▶ **GOAL**:
Find the word "JSON" in the records below. List each line containing it.

Dataset rows
::::::::::

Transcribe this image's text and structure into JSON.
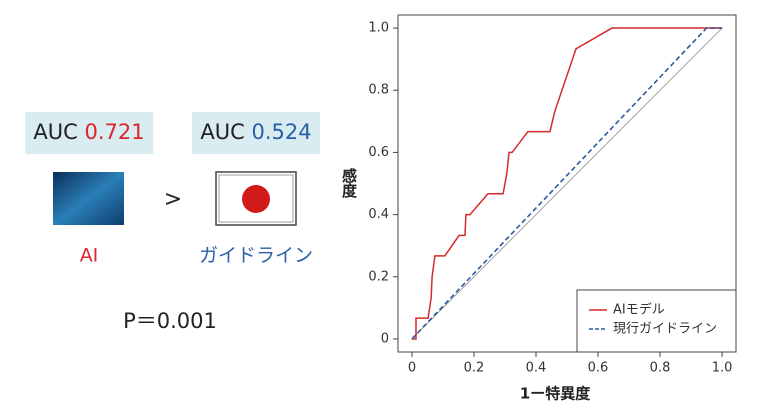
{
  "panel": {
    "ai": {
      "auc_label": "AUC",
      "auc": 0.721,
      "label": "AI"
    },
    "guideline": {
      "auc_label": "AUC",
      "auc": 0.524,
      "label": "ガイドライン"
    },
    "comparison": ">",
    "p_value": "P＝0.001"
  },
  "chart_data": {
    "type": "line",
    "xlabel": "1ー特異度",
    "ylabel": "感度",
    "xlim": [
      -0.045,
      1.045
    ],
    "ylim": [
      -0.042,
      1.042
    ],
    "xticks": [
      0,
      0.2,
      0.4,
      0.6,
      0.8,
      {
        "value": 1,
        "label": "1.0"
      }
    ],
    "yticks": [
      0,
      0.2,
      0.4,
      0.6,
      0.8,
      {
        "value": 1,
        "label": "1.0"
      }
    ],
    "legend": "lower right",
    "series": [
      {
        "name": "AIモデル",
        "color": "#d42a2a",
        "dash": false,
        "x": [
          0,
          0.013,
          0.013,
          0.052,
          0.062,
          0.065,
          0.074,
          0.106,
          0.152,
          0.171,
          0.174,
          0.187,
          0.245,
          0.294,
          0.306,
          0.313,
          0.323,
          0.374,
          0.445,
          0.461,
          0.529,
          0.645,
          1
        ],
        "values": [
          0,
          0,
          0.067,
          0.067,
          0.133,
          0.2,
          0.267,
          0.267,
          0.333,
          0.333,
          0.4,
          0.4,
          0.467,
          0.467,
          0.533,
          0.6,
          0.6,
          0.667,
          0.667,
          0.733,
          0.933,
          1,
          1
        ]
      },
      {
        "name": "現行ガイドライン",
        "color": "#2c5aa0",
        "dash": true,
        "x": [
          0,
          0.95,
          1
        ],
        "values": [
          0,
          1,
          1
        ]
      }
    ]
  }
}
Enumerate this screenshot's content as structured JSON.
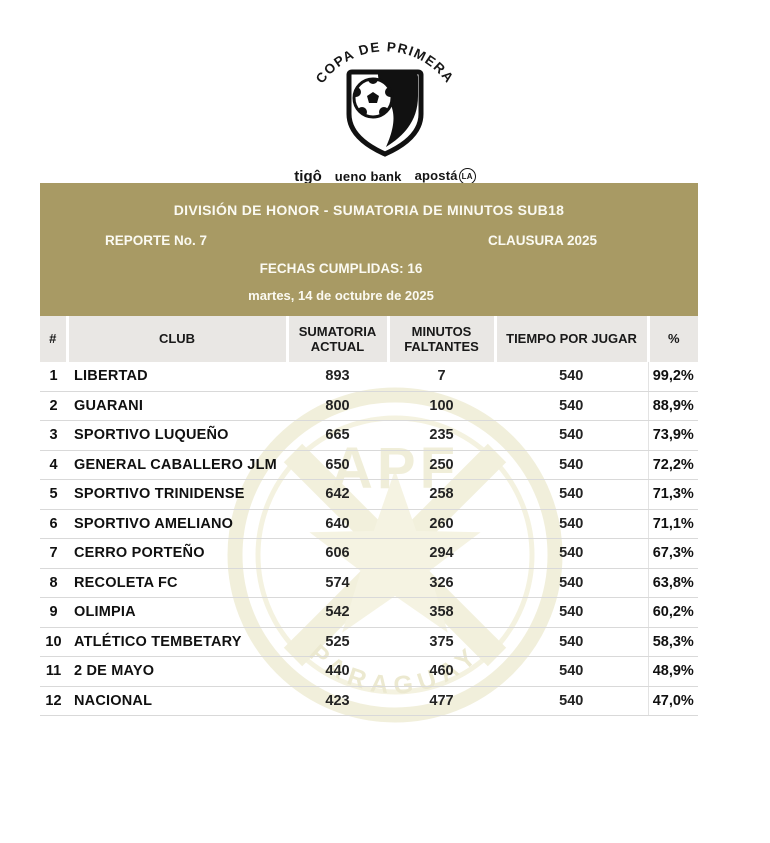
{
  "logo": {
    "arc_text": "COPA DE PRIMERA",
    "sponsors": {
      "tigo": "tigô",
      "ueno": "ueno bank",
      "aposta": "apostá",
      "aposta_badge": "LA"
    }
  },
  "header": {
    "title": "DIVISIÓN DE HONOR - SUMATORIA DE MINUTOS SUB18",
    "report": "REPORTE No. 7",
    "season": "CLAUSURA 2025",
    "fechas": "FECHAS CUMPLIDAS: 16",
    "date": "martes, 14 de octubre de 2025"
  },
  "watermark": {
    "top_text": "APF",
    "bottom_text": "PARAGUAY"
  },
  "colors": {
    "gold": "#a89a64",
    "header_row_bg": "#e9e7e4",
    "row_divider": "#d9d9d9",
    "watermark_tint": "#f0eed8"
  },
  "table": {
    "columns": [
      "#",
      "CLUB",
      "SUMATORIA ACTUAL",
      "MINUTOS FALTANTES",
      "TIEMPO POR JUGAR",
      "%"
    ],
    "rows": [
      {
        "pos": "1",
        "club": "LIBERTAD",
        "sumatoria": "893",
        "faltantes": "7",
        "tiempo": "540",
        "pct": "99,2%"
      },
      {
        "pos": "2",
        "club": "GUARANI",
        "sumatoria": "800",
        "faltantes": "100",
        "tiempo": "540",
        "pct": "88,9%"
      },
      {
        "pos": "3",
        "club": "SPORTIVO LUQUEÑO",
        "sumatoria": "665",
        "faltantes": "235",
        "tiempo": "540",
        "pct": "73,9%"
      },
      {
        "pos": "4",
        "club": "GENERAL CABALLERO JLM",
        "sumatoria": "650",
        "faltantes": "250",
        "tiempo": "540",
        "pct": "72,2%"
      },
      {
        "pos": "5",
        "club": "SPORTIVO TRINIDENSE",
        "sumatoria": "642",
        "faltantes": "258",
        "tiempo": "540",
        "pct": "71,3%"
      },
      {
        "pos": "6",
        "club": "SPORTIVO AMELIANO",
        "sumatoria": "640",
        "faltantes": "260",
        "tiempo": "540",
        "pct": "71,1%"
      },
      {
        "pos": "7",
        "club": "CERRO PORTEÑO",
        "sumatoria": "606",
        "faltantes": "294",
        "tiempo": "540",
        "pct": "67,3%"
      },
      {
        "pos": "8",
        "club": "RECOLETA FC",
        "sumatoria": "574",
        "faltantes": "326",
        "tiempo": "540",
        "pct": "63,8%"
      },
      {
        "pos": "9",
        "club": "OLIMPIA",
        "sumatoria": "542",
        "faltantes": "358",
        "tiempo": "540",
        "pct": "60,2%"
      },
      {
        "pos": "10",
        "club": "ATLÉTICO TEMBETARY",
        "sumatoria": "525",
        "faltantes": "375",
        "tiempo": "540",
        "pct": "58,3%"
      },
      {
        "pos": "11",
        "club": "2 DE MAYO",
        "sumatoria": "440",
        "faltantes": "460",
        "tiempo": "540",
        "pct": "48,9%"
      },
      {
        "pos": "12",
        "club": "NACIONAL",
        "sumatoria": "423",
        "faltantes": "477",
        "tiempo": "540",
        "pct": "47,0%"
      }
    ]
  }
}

::::::::::

▶ **RESPONSE**:
Transcribe this image's text and structure into JSON.
Enumerate this screenshot's content as structured JSON.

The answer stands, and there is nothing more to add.